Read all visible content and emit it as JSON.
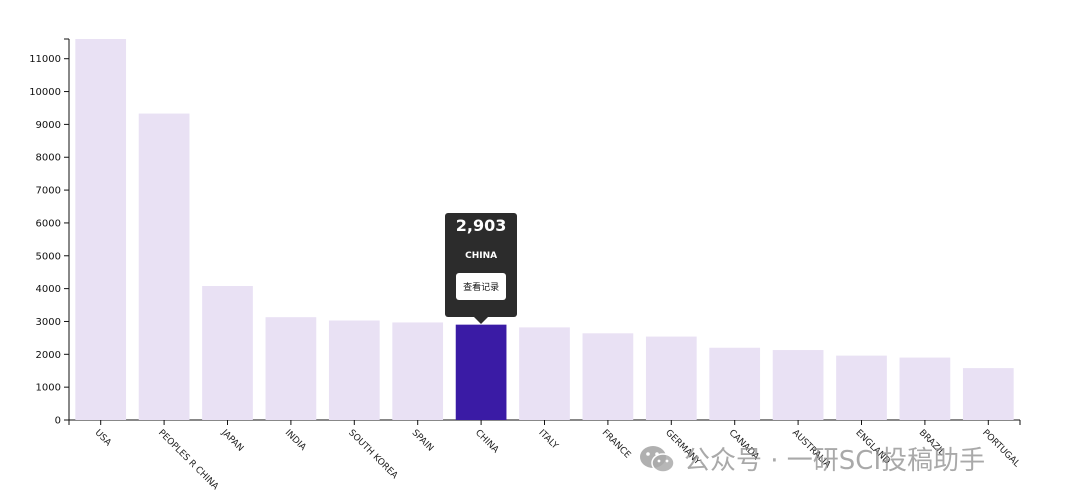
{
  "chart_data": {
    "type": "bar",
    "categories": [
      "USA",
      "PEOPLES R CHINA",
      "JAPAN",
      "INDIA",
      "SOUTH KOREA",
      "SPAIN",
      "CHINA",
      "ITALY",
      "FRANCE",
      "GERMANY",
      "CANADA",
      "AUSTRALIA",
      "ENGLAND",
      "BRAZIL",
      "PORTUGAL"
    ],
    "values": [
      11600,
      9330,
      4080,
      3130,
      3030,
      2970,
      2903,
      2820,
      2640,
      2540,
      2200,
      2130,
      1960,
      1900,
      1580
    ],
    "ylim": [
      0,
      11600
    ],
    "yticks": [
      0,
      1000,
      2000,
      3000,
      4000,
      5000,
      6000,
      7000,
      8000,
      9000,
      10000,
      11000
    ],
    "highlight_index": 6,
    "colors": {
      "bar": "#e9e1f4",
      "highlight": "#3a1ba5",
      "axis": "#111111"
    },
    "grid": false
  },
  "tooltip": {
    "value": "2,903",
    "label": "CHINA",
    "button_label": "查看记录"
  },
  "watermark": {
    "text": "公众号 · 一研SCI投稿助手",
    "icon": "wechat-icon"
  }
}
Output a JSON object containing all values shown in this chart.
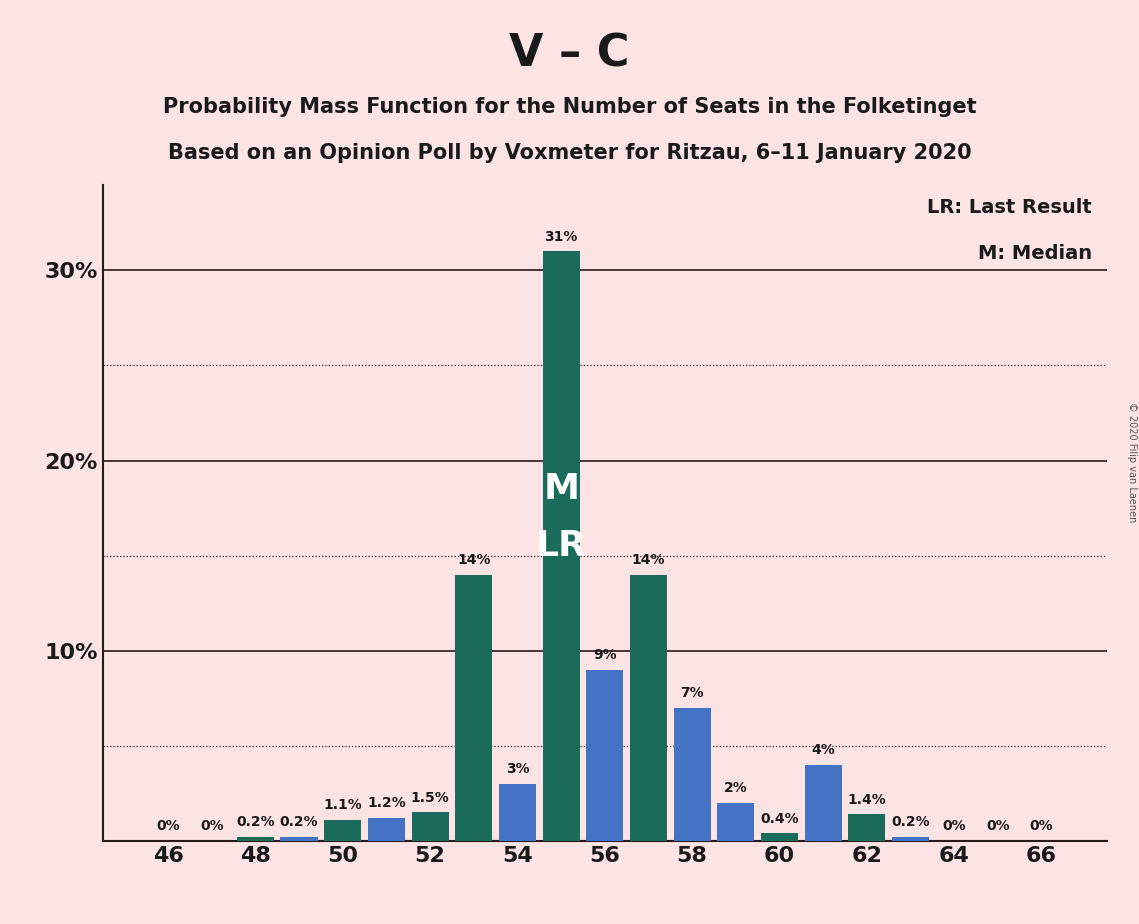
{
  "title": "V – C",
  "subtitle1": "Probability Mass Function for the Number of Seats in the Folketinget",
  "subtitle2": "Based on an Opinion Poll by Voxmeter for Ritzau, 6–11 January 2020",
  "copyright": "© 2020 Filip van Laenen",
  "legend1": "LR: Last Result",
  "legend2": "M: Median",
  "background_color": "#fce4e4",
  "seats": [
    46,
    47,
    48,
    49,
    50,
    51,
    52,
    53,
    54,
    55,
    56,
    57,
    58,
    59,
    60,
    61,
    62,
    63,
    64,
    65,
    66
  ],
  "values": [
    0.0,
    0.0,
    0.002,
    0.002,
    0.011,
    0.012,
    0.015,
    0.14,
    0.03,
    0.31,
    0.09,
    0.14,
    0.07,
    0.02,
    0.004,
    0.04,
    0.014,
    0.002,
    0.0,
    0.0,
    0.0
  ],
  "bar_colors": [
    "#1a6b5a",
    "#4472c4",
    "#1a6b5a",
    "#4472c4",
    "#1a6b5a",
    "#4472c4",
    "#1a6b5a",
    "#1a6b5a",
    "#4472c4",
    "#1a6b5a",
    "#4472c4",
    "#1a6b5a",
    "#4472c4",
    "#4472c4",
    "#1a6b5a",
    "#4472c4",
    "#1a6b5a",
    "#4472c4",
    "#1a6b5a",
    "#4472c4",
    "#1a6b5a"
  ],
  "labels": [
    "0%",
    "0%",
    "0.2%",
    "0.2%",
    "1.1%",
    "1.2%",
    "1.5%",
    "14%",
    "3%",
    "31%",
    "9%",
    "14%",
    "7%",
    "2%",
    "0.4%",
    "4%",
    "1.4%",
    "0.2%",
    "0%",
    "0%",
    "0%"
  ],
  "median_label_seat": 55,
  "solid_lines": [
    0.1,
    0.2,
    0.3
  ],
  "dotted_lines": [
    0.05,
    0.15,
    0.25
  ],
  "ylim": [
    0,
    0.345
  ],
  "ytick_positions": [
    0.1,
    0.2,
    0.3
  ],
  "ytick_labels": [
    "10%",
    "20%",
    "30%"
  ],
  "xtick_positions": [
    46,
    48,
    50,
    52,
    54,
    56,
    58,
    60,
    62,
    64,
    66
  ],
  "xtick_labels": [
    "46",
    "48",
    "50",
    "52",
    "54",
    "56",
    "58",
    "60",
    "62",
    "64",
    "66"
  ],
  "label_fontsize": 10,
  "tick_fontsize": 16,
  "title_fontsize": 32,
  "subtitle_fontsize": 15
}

- - - - -

__Task to complete__
Copy out all the records exactly, excluding pictures.

__Final answer__
Read all visible content and emit it as JSON.
{
  "chart_data": {
    "type": "bar",
    "categories": [
      "USA",
      "PEOPLES R CHINA",
      "JAPAN",
      "INDIA",
      "SOUTH KOREA",
      "SPAIN",
      "CHINA",
      "ITALY",
      "FRANCE",
      "GERMANY",
      "CANADA",
      "AUSTRALIA",
      "ENGLAND",
      "BRAZIL",
      "PORTUGAL"
    ],
    "values": [
      11600,
      9330,
      4080,
      3130,
      3030,
      2970,
      2903,
      2820,
      2640,
      2540,
      2200,
      2130,
      1960,
      1900,
      1580
    ],
    "ylim": [
      0,
      11600
    ],
    "yticks": [
      0,
      1000,
      2000,
      3000,
      4000,
      5000,
      6000,
      7000,
      8000,
      9000,
      10000,
      11000
    ],
    "highlight_index": 6,
    "colors": {
      "bar": "#e9e1f4",
      "highlight": "#3a1ba5",
      "axis": "#111111"
    },
    "grid": false
  },
  "tooltip": {
    "value": "2,903",
    "label": "CHINA",
    "button_label": "查看记录"
  },
  "watermark": {
    "text": "公众号 · 一研SCI投稿助手",
    "icon": "wechat-icon"
  }
}
Output a JSON object containing all values shown in this chart.
{
  "title": "V – C",
  "subtitle1": "Probability Mass Function for the Number of Seats in the Folketinget",
  "subtitle2": "Based on an Opinion Poll by Voxmeter for Ritzau, 6–11 January 2020",
  "copyright": "© 2020 Filip van Laenen",
  "legend1": "LR: Last Result",
  "legend2": "M: Median",
  "background_color": "#fce4e4",
  "seats": [
    46,
    47,
    48,
    49,
    50,
    51,
    52,
    53,
    54,
    55,
    56,
    57,
    58,
    59,
    60,
    61,
    62,
    63,
    64,
    65,
    66
  ],
  "values": [
    0.0,
    0.0,
    0.002,
    0.002,
    0.011,
    0.012,
    0.015,
    0.14,
    0.03,
    0.31,
    0.09,
    0.14,
    0.07,
    0.02,
    0.004,
    0.04,
    0.014,
    0.002,
    0.0,
    0.0,
    0.0
  ],
  "bar_colors": [
    "#1a6b5a",
    "#4472c4",
    "#1a6b5a",
    "#4472c4",
    "#1a6b5a",
    "#4472c4",
    "#1a6b5a",
    "#1a6b5a",
    "#4472c4",
    "#1a6b5a",
    "#4472c4",
    "#1a6b5a",
    "#4472c4",
    "#4472c4",
    "#1a6b5a",
    "#4472c4",
    "#1a6b5a",
    "#4472c4",
    "#1a6b5a",
    "#4472c4",
    "#1a6b5a"
  ],
  "labels": [
    "0%",
    "0%",
    "0.2%",
    "0.2%",
    "1.1%",
    "1.2%",
    "1.5%",
    "14%",
    "3%",
    "31%",
    "9%",
    "14%",
    "7%",
    "2%",
    "0.4%",
    "4%",
    "1.4%",
    "0.2%",
    "0%",
    "0%",
    "0%"
  ],
  "median_label_seat": 55,
  "solid_lines": [
    0.1,
    0.2,
    0.3
  ],
  "dotted_lines": [
    0.05,
    0.15,
    0.25
  ],
  "ylim": [
    0,
    0.345
  ],
  "ytick_positions": [
    0.1,
    0.2,
    0.3
  ],
  "ytick_labels": [
    "10%",
    "20%",
    "30%"
  ],
  "xtick_positions": [
    46,
    48,
    50,
    52,
    54,
    56,
    58,
    60,
    62,
    64,
    66
  ],
  "xtick_labels": [
    "46",
    "48",
    "50",
    "52",
    "54",
    "56",
    "58",
    "60",
    "62",
    "64",
    "66"
  ],
  "label_fontsize": 10,
  "tick_fontsize": 16,
  "title_fontsize": 32,
  "subtitle_fontsize": 15
}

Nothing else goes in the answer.